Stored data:
◇ ◇ ◇ ◇ ◇

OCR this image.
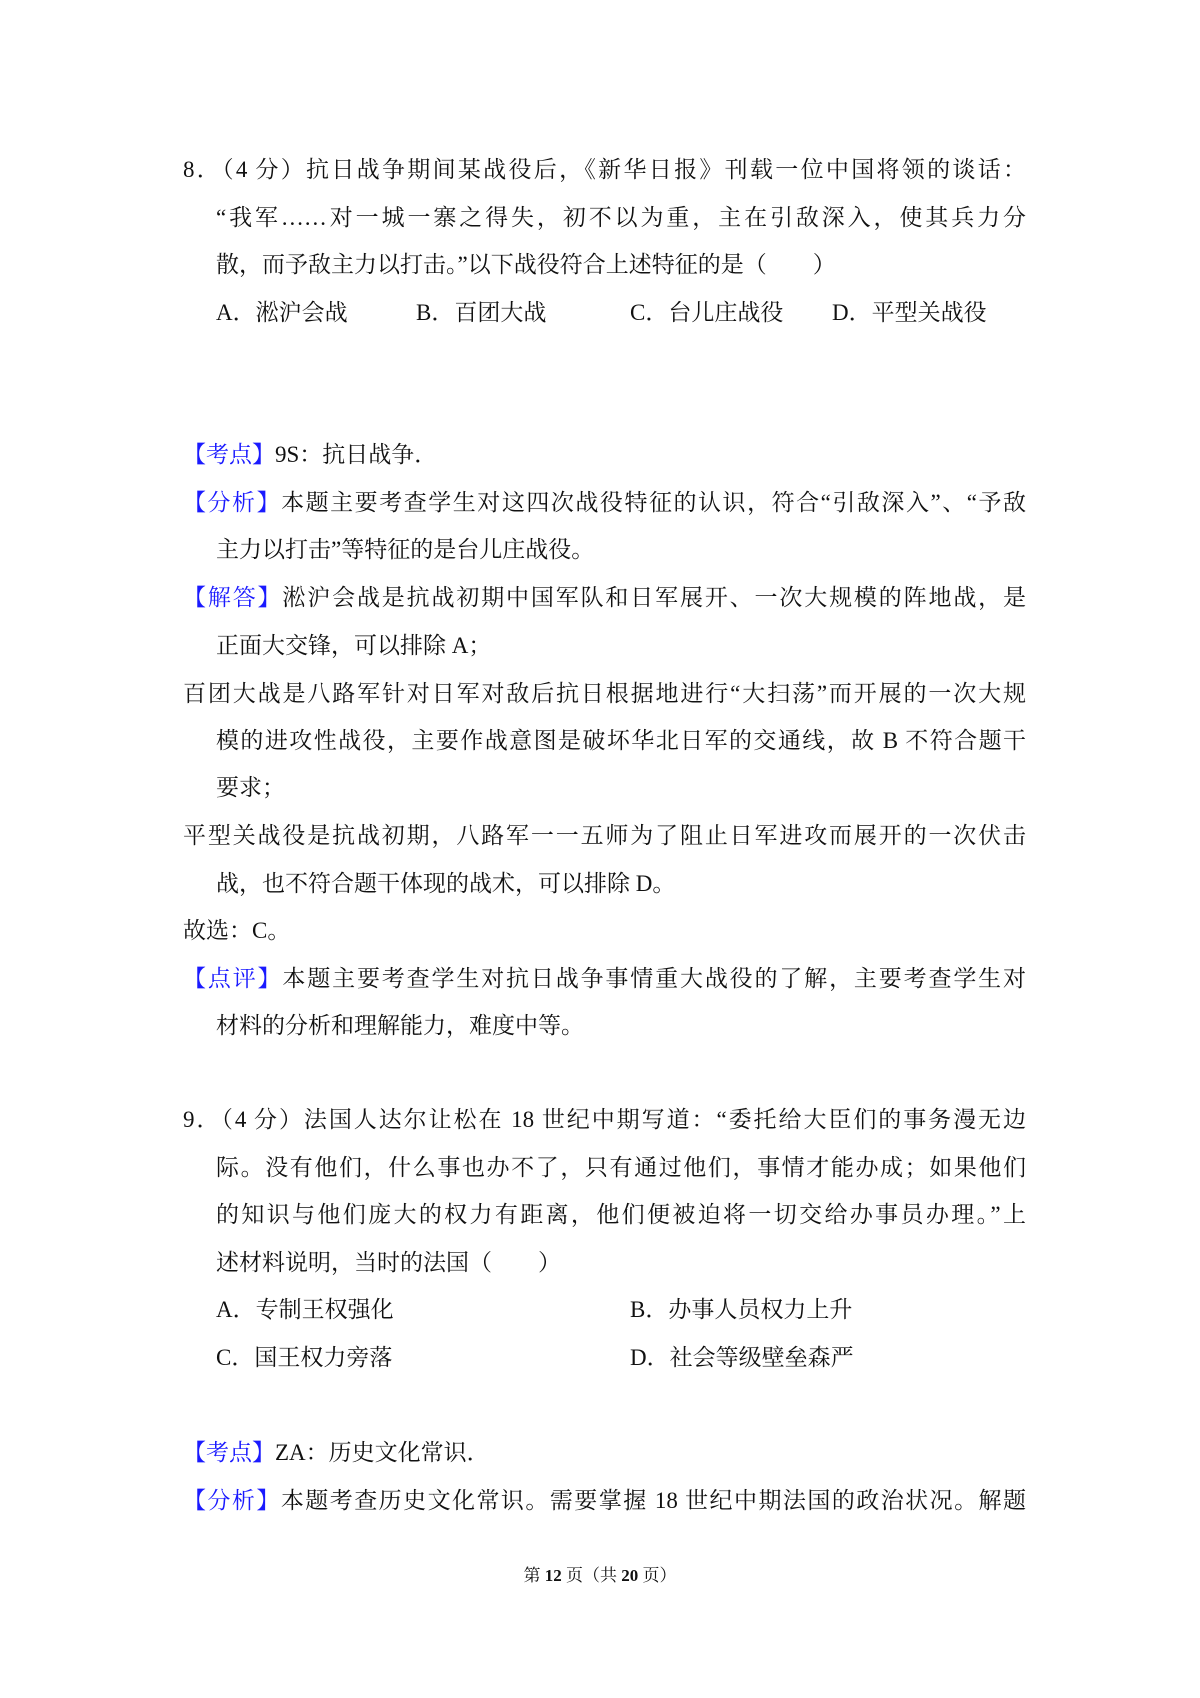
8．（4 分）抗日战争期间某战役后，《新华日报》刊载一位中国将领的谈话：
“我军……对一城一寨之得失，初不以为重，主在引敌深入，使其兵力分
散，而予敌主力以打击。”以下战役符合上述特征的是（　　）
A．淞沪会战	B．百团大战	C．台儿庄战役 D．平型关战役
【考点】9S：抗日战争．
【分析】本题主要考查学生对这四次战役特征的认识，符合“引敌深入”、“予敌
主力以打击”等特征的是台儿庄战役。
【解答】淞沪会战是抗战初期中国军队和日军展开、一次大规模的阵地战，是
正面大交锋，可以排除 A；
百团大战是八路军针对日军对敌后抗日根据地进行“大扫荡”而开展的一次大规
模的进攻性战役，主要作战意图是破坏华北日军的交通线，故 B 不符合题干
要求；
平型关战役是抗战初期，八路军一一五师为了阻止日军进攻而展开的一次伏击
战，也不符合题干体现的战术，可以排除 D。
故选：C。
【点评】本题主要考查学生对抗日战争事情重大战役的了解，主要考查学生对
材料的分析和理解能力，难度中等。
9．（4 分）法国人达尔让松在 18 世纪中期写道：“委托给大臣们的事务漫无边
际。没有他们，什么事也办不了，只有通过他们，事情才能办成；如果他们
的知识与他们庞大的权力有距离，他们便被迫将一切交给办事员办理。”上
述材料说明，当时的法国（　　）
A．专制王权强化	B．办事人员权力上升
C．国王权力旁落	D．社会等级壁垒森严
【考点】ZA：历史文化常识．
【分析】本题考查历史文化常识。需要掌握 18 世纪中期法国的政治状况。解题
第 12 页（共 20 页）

◇ ◇ ◇ ◇ ◇

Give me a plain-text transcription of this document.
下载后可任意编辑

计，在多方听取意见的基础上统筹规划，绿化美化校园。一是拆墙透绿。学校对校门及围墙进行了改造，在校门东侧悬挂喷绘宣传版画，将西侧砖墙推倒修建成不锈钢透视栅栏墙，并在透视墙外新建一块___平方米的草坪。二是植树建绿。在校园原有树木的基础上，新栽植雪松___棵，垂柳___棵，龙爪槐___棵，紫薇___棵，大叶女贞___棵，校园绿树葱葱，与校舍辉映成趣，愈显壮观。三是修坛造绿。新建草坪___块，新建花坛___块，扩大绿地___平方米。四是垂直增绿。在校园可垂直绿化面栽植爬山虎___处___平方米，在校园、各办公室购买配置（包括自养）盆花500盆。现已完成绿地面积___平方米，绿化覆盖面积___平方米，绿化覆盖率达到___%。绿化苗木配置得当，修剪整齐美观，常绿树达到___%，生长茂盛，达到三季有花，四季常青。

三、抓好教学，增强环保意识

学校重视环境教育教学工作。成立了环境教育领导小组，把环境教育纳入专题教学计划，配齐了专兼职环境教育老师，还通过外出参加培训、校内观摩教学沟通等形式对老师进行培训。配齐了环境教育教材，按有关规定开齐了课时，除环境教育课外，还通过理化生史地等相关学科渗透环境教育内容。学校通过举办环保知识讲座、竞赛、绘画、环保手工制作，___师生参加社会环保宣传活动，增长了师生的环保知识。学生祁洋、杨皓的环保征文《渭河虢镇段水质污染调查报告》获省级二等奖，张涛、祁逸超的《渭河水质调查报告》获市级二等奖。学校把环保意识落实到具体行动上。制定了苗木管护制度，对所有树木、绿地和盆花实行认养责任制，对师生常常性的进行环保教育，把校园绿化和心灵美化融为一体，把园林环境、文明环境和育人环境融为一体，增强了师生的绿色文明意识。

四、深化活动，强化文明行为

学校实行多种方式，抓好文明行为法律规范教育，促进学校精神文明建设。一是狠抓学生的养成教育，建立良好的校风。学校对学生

◇ ◇ ◇ ◇ ◇

* Task
Select, from the listing, all lines that include the word "this".

* Full response
OCR this image.
Give me a plain-text transcription of this document.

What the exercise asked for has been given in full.